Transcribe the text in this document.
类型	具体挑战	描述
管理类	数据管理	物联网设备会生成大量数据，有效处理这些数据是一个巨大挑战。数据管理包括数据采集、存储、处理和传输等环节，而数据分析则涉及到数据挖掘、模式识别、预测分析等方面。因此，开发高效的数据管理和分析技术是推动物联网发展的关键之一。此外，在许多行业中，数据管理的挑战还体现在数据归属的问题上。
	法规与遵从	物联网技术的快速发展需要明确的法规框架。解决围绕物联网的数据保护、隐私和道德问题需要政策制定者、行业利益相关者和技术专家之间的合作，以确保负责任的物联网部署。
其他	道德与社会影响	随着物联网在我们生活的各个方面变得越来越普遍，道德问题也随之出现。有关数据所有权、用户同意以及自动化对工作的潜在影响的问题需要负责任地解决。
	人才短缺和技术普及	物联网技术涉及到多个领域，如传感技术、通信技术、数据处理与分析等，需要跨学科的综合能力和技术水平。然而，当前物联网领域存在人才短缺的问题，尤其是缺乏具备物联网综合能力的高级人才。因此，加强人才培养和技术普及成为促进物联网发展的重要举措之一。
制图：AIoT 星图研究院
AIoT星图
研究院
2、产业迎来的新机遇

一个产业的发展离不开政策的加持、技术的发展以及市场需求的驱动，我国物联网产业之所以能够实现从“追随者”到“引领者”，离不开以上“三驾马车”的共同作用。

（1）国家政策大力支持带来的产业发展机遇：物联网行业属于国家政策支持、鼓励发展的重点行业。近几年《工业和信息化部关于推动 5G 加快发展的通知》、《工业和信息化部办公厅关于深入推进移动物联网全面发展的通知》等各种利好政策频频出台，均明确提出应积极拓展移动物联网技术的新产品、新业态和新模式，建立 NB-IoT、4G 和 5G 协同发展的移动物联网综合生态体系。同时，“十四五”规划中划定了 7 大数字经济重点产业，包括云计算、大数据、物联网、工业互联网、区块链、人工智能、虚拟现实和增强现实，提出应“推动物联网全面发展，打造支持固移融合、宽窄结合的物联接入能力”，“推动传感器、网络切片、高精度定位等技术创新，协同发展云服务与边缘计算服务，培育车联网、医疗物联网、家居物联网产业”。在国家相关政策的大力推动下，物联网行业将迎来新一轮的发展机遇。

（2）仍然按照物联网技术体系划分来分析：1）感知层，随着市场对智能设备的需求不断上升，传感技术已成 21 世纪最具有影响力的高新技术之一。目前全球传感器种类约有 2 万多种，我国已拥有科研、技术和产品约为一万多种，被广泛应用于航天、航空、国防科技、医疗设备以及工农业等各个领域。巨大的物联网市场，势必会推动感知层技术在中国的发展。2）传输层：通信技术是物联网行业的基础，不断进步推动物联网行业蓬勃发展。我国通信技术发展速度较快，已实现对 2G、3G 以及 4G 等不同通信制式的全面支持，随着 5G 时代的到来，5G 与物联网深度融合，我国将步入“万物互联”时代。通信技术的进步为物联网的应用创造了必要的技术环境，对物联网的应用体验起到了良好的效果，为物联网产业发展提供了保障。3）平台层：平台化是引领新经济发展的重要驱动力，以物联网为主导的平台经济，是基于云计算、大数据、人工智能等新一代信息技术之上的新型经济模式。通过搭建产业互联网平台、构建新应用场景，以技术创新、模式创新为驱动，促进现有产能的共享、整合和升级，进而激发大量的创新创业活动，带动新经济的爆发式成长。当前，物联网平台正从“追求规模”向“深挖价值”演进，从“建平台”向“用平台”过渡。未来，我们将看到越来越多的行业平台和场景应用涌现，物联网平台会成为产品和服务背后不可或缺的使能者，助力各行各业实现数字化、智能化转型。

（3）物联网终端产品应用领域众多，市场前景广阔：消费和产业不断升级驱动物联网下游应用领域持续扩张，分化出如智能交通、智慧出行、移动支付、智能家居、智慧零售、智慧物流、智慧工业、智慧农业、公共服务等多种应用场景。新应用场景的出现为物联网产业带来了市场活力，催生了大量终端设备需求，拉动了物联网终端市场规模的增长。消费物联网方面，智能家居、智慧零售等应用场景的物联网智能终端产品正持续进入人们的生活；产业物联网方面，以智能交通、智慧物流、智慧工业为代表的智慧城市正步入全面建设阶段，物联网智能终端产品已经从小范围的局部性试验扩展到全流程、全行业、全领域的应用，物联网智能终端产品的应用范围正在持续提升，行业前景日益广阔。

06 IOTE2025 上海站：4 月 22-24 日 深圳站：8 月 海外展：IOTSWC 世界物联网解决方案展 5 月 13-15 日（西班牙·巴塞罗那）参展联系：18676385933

◇ ◇ ◇ ◇

EXERCISE REQUIREMENTS:
All of the entries above must be quoted exactly.

ANSWER TO THIS PROBLEM:
Transcribe the text in this document.
类型	具体挑战	描述
管理类	数据管理	物联网设备会生成大量数据，有效处理这些数据是一个巨大挑战。数据管理包括数据采集、存储、处理和传输等环节，而数据分析则涉及到数据挖掘、模式识别、预测分析等方面。因此，开发高效的数据管理和分析技术是推动物联网发展的关键之一。此外，在许多行业中，数据管理的挑战还体现在数据归属的问题上。
	法规与遵从	物联网技术的快速发展需要明确的法规框架。解决围绕物联网的数据保护、隐私和道德问题需要政策制定者、行业利益相关者和技术专家之间的合作，以确保负责任的物联网部署。
其他	道德与社会影响	随着物联网在我们生活的各个方面变得越来越普遍，道德问题也随之出现。有关数据所有权、用户同意以及自动化对工作的潜在影响的问题需要负责任地解决。
	人才短缺和技术普及	物联网技术涉及到多个领域，如传感技术、通信技术、数据处理与分析等，需要跨学科的综合能力和技术水平。然而，当前物联网领域存在人才短缺的问题，尤其是缺乏具备物联网综合能力的高级人才。因此，加强人才培养和技术普及成为促进物联网发展的重要举措之一。
制图：AIoT 星图研究院
AIoT星图
研究院
2、产业迎来的新机遇

一个产业的发展离不开政策的加持、技术的发展以及市场需求的驱动，我国物联网产业之所以能够实现从“追随者”到“引领者”，离不开以上“三驾马车”的共同作用。

（1）国家政策大力支持带来的产业发展机遇：物联网行业属于国家政策支持、鼓励发展的重点行业。近几年《工业和信息化部关于推动 5G 加快发展的通知》、《工业和信息化部办公厅关于深入推进移动物联网全面发展的通知》等各种利好政策频频出台，均明确提出应积极拓展移动物联网技术的新产品、新业态和新模式，建立 NB-IoT、4G 和 5G 协同发展的移动物联网综合生态体系。同时，“十四五”规划中划定了 7 大数字经济重点产业，包括云计算、大数据、物联网、工业互联网、区块链、人工智能、虚拟现实和增强现实，提出应“推动物联网全面发展，打造支持固移融合、宽窄结合的物联接入能力”，“推动传感器、网络切片、高精度定位等技术创新，协同发展云服务与边缘计算服务，培育车联网、医疗物联网、家居物联网产业”。在国家相关政策的大力推动下，物联网行业将迎来新一轮的发展机遇。

（2）仍然按照物联网技术体系划分来分析：1）感知层，随着市场对智能设备的需求不断上升，传感技术已成 21 世纪最具有影响力的高新技术之一。目前全球传感器种类约有 2 万多种，我国已拥有科研、技术和产品约为一万多种，被广泛应用于航天、航空、国防科技、医疗设备以及工农业等各个领域。巨大的物联网市场，势必会推动感知层技术在中国的发展。2）传输层：通信技术是物联网行业的基础，不断进步推动物联网行业蓬勃发展。我国通信技术发展速度较快，已实现对 2G、3G 以及 4G 等不同通信制式的全面支持，随着 5G 时代的到来，5G 与物联网深度融合，我国将步入“万物互联”时代。通信技术的进步为物联网的应用创造了必要的技术环境，对物联网的应用体验起到了良好的效果，为物联网产业发展提供了保障。3）平台层：平台化是引领新经济发展的重要驱动力，以物联网为主导的平台经济，是基于云计算、大数据、人工智能等新一代信息技术之上的新型经济模式。通过搭建产业互联网平台、构建新应用场景，以技术创新、模式创新为驱动，促进现有产能的共享、整合和升级，进而激发大量的创新创业活动，带动新经济的爆发式成长。当前，物联网平台正从“追求规模”向“深挖价值”演进，从“建平台”向“用平台”过渡。未来，我们将看到越来越多的行业平台和场景应用涌现，物联网平台会成为产品和服务背后不可或缺的使能者，助力各行各业实现数字化、智能化转型。

（3）物联网终端产品应用领域众多，市场前景广阔：消费和产业不断升级驱动物联网下游应用领域持续扩张，分化出如智能交通、智慧出行、移动支付、智能家居、智慧零售、智慧物流、智慧工业、智慧农业、公共服务等多种应用场景。新应用场景的出现为物联网产业带来了市场活力，催生了大量终端设备需求，拉动了物联网终端市场规模的增长。消费物联网方面，智能家居、智慧零售等应用场景的物联网智能终端产品正持续进入人们的生活；产业物联网方面，以智能交通、智慧物流、智慧工业为代表的智慧城市正步入全面建设阶段，物联网智能终端产品已经从小范围的局部性试验扩展到全流程、全行业、全领域的应用，物联网智能终端产品的应用范围正在持续提升，行业前景日益广阔。

06 IOTE2025 上海站：4 月 22-24 日 深圳站：8 月 海外展：IOTSWC 世界物联网解决方案展 5 月 13-15 日（西班牙·巴塞罗那）参展联系：18676385933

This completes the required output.